The input:
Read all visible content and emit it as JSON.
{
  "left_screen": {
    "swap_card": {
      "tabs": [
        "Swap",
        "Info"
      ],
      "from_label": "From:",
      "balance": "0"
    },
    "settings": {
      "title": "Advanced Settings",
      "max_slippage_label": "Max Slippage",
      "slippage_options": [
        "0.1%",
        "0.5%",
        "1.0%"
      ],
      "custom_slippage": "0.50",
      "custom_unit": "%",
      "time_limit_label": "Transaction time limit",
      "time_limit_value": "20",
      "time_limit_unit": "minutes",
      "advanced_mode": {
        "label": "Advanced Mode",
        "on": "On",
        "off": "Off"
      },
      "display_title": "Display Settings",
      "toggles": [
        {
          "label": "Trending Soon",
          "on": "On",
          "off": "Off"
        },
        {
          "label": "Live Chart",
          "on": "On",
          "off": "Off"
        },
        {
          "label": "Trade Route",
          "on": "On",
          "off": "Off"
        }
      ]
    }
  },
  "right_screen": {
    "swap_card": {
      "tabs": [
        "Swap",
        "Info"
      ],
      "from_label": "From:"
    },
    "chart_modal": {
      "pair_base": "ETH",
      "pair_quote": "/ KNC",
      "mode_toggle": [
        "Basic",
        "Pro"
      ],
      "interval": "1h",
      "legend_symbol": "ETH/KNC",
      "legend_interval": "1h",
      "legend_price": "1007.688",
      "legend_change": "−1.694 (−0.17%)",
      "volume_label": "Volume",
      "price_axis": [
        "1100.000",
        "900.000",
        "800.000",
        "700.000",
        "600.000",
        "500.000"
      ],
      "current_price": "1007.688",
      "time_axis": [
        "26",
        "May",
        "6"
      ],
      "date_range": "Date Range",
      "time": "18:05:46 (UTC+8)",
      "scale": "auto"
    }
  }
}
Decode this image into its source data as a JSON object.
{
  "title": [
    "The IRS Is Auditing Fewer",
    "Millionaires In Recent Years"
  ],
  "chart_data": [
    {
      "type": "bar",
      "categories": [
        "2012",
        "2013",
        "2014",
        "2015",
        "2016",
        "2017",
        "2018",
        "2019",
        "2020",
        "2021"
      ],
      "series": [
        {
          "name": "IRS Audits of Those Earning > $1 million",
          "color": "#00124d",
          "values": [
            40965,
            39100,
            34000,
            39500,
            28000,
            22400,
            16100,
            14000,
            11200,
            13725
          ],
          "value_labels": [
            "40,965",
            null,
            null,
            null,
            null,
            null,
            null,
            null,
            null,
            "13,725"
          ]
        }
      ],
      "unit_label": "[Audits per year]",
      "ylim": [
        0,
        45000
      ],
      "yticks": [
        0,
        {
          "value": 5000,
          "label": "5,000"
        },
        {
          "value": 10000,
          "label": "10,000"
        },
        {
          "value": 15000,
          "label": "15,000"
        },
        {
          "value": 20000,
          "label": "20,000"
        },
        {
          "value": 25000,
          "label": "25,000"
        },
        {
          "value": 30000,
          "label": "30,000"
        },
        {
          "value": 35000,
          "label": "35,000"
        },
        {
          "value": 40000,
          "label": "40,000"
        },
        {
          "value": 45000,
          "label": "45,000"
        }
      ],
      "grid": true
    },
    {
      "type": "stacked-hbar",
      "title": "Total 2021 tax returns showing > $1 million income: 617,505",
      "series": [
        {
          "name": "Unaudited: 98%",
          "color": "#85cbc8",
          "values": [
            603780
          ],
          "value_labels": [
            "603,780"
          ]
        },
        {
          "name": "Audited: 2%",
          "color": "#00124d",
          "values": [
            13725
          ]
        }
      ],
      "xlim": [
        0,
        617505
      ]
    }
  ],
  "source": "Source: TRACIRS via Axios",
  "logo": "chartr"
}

Task requirements: Restate all of the entries above precisely.

Complete response:
Read all visible content and emit it as JSON.
{
  "left_screen": {
    "swap_card": {
      "tabs": [
        "Swap",
        "Info"
      ],
      "from_label": "From:",
      "balance": "0"
    },
    "settings": {
      "title": "Advanced Settings",
      "max_slippage_label": "Max Slippage",
      "slippage_options": [
        "0.1%",
        "0.5%",
        "1.0%"
      ],
      "custom_slippage": "0.50",
      "custom_unit": "%",
      "time_limit_label": "Transaction time limit",
      "time_limit_value": "20",
      "time_limit_unit": "minutes",
      "advanced_mode": {
        "label": "Advanced Mode",
        "on": "On",
        "off": "Off"
      },
      "display_title": "Display Settings",
      "toggles": [
        {
          "label": "Trending Soon",
          "on": "On",
          "off": "Off"
        },
        {
          "label": "Live Chart",
          "on": "On",
          "off": "Off"
        },
        {
          "label": "Trade Route",
          "on": "On",
          "off": "Off"
        }
      ]
    }
  },
  "right_screen": {
    "swap_card": {
      "tabs": [
        "Swap",
        "Info"
      ],
      "from_label": "From:"
    },
    "chart_modal": {
      "pair_base": "ETH",
      "pair_quote": "/ KNC",
      "mode_toggle": [
        "Basic",
        "Pro"
      ],
      "interval": "1h",
      "legend_symbol": "ETH/KNC",
      "legend_interval": "1h",
      "legend_price": "1007.688",
      "legend_change": "−1.694 (−0.17%)",
      "volume_label": "Volume",
      "price_axis": [
        "1100.000",
        "900.000",
        "800.000",
        "700.000",
        "600.000",
        "500.000"
      ],
      "current_price": "1007.688",
      "time_axis": [
        "26",
        "May",
        "6"
      ],
      "date_range": "Date Range",
      "time": "18:05:46 (UTC+8)",
      "scale": "auto"
    }
  }
}
Decode this image into its source data as a JSON object.
{
  "title": [
    "The IRS Is Auditing Fewer",
    "Millionaires In Recent Years"
  ],
  "chart_data": [
    {
      "type": "bar",
      "categories": [
        "2012",
        "2013",
        "2014",
        "2015",
        "2016",
        "2017",
        "2018",
        "2019",
        "2020",
        "2021"
      ],
      "series": [
        {
          "name": "IRS Audits of Those Earning > $1 million",
          "color": "#00124d",
          "values": [
            40965,
            39100,
            34000,
            39500,
            28000,
            22400,
            16100,
            14000,
            11200,
            13725
          ],
          "value_labels": [
            "40,965",
            null,
            null,
            null,
            null,
            null,
            null,
            null,
            null,
            "13,725"
          ]
        }
      ],
      "unit_label": "[Audits per year]",
      "ylim": [
        0,
        45000
      ],
      "yticks": [
        0,
        {
          "value": 5000,
          "label": "5,000"
        },
        {
          "value": 10000,
          "label": "10,000"
        },
        {
          "value": 15000,
          "label": "15,000"
        },
        {
          "value": 20000,
          "label": "20,000"
        },
        {
          "value": 25000,
          "label": "25,000"
        },
        {
          "value": 30000,
          "label": "30,000"
        },
        {
          "value": 35000,
          "label": "35,000"
        },
        {
          "value": 40000,
          "label": "40,000"
        },
        {
          "value": 45000,
          "label": "45,000"
        }
      ],
      "grid": true
    },
    {
      "type": "stacked-hbar",
      "title": "Total 2021 tax returns showing > $1 million income: 617,505",
      "series": [
        {
          "name": "Unaudited: 98%",
          "color": "#85cbc8",
          "values": [
            603780
          ],
          "value_labels": [
            "603,780"
          ]
        },
        {
          "name": "Audited: 2%",
          "color": "#00124d",
          "values": [
            13725
          ]
        }
      ],
      "xlim": [
        0,
        617505
      ]
    }
  ],
  "source": "Source: TRACIRS via Axios",
  "logo": "chartr"
}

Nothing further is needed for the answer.